• [Data for the task]
┌──
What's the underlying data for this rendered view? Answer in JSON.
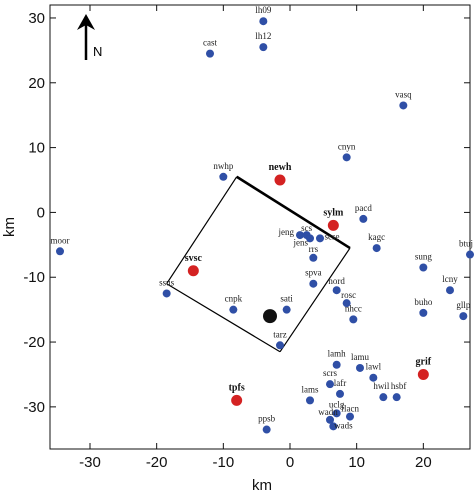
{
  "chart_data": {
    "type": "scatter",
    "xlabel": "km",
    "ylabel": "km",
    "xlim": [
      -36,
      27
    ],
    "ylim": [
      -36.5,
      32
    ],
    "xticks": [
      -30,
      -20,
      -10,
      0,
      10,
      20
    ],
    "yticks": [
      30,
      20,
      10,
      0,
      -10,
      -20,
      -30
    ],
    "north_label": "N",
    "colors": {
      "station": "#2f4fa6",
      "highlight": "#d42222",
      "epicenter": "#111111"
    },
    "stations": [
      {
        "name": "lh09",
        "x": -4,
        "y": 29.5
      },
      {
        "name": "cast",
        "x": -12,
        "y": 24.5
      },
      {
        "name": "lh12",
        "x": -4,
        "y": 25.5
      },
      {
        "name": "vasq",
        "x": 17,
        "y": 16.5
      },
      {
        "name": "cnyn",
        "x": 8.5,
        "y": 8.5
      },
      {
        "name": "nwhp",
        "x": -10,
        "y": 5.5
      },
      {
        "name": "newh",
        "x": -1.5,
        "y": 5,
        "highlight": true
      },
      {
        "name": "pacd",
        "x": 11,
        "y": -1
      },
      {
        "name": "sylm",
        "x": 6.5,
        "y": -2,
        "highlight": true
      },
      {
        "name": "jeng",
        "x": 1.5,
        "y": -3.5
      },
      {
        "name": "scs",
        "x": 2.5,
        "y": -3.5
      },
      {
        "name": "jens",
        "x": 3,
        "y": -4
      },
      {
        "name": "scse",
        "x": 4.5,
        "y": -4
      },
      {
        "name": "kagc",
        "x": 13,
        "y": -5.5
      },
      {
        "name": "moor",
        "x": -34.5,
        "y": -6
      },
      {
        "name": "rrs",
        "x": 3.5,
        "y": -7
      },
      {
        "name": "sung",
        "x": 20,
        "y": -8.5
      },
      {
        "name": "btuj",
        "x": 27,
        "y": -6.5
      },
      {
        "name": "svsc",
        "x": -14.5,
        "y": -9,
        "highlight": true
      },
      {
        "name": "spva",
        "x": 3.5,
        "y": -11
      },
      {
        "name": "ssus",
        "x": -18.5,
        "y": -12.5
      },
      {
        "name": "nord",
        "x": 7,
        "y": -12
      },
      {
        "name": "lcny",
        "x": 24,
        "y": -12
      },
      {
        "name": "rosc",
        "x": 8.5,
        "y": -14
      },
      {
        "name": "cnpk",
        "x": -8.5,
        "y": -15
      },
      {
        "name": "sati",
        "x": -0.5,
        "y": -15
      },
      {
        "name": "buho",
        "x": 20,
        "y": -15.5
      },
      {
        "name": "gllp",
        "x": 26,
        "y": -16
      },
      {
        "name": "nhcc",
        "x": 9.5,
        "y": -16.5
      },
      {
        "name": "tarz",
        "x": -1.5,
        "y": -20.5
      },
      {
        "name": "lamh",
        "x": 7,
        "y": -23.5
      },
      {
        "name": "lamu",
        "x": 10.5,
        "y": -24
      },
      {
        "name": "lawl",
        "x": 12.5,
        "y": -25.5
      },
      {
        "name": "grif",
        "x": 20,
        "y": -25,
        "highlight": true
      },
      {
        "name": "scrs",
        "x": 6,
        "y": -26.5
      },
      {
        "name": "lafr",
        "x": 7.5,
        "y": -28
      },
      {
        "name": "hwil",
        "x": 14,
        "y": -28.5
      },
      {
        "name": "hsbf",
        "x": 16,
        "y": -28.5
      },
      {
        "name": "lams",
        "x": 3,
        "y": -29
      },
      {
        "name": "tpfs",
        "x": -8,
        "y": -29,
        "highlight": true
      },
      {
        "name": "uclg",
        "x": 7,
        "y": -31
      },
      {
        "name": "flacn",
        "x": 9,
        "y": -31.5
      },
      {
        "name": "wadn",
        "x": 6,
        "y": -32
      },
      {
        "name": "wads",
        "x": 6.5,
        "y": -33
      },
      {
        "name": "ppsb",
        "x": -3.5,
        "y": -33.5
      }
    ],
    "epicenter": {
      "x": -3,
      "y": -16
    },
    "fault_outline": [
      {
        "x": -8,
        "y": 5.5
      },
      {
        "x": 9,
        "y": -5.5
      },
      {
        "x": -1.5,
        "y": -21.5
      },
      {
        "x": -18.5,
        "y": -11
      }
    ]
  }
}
└──
• [Short exercise] Will you set down the records word for word while leaving out every picture?

• [Output for this exercise]
What's the underlying data for this rendered view? Answer in JSON.
{
  "chart_data": {
    "type": "scatter",
    "xlabel": "km",
    "ylabel": "km",
    "xlim": [
      -36,
      27
    ],
    "ylim": [
      -36.5,
      32
    ],
    "xticks": [
      -30,
      -20,
      -10,
      0,
      10,
      20
    ],
    "yticks": [
      30,
      20,
      10,
      0,
      -10,
      -20,
      -30
    ],
    "north_label": "N",
    "colors": {
      "station": "#2f4fa6",
      "highlight": "#d42222",
      "epicenter": "#111111"
    },
    "stations": [
      {
        "name": "lh09",
        "x": -4,
        "y": 29.5
      },
      {
        "name": "cast",
        "x": -12,
        "y": 24.5
      },
      {
        "name": "lh12",
        "x": -4,
        "y": 25.5
      },
      {
        "name": "vasq",
        "x": 17,
        "y": 16.5
      },
      {
        "name": "cnyn",
        "x": 8.5,
        "y": 8.5
      },
      {
        "name": "nwhp",
        "x": -10,
        "y": 5.5
      },
      {
        "name": "newh",
        "x": -1.5,
        "y": 5,
        "highlight": true
      },
      {
        "name": "pacd",
        "x": 11,
        "y": -1
      },
      {
        "name": "sylm",
        "x": 6.5,
        "y": -2,
        "highlight": true
      },
      {
        "name": "jeng",
        "x": 1.5,
        "y": -3.5
      },
      {
        "name": "scs",
        "x": 2.5,
        "y": -3.5
      },
      {
        "name": "jens",
        "x": 3,
        "y": -4
      },
      {
        "name": "scse",
        "x": 4.5,
        "y": -4
      },
      {
        "name": "kagc",
        "x": 13,
        "y": -5.5
      },
      {
        "name": "moor",
        "x": -34.5,
        "y": -6
      },
      {
        "name": "rrs",
        "x": 3.5,
        "y": -7
      },
      {
        "name": "sung",
        "x": 20,
        "y": -8.5
      },
      {
        "name": "btuj",
        "x": 27,
        "y": -6.5
      },
      {
        "name": "svsc",
        "x": -14.5,
        "y": -9,
        "highlight": true
      },
      {
        "name": "spva",
        "x": 3.5,
        "y": -11
      },
      {
        "name": "ssus",
        "x": -18.5,
        "y": -12.5
      },
      {
        "name": "nord",
        "x": 7,
        "y": -12
      },
      {
        "name": "lcny",
        "x": 24,
        "y": -12
      },
      {
        "name": "rosc",
        "x": 8.5,
        "y": -14
      },
      {
        "name": "cnpk",
        "x": -8.5,
        "y": -15
      },
      {
        "name": "sati",
        "x": -0.5,
        "y": -15
      },
      {
        "name": "buho",
        "x": 20,
        "y": -15.5
      },
      {
        "name": "gllp",
        "x": 26,
        "y": -16
      },
      {
        "name": "nhcc",
        "x": 9.5,
        "y": -16.5
      },
      {
        "name": "tarz",
        "x": -1.5,
        "y": -20.5
      },
      {
        "name": "lamh",
        "x": 7,
        "y": -23.5
      },
      {
        "name": "lamu",
        "x": 10.5,
        "y": -24
      },
      {
        "name": "lawl",
        "x": 12.5,
        "y": -25.5
      },
      {
        "name": "grif",
        "x": 20,
        "y": -25,
        "highlight": true
      },
      {
        "name": "scrs",
        "x": 6,
        "y": -26.5
      },
      {
        "name": "lafr",
        "x": 7.5,
        "y": -28
      },
      {
        "name": "hwil",
        "x": 14,
        "y": -28.5
      },
      {
        "name": "hsbf",
        "x": 16,
        "y": -28.5
      },
      {
        "name": "lams",
        "x": 3,
        "y": -29
      },
      {
        "name": "tpfs",
        "x": -8,
        "y": -29,
        "highlight": true
      },
      {
        "name": "uclg",
        "x": 7,
        "y": -31
      },
      {
        "name": "flacn",
        "x": 9,
        "y": -31.5
      },
      {
        "name": "wadn",
        "x": 6,
        "y": -32
      },
      {
        "name": "wads",
        "x": 6.5,
        "y": -33
      },
      {
        "name": "ppsb",
        "x": -3.5,
        "y": -33.5
      }
    ],
    "epicenter": {
      "x": -3,
      "y": -16
    },
    "fault_outline": [
      {
        "x": -8,
        "y": 5.5
      },
      {
        "x": 9,
        "y": -5.5
      },
      {
        "x": -1.5,
        "y": -21.5
      },
      {
        "x": -18.5,
        "y": -11
      }
    ]
  }
}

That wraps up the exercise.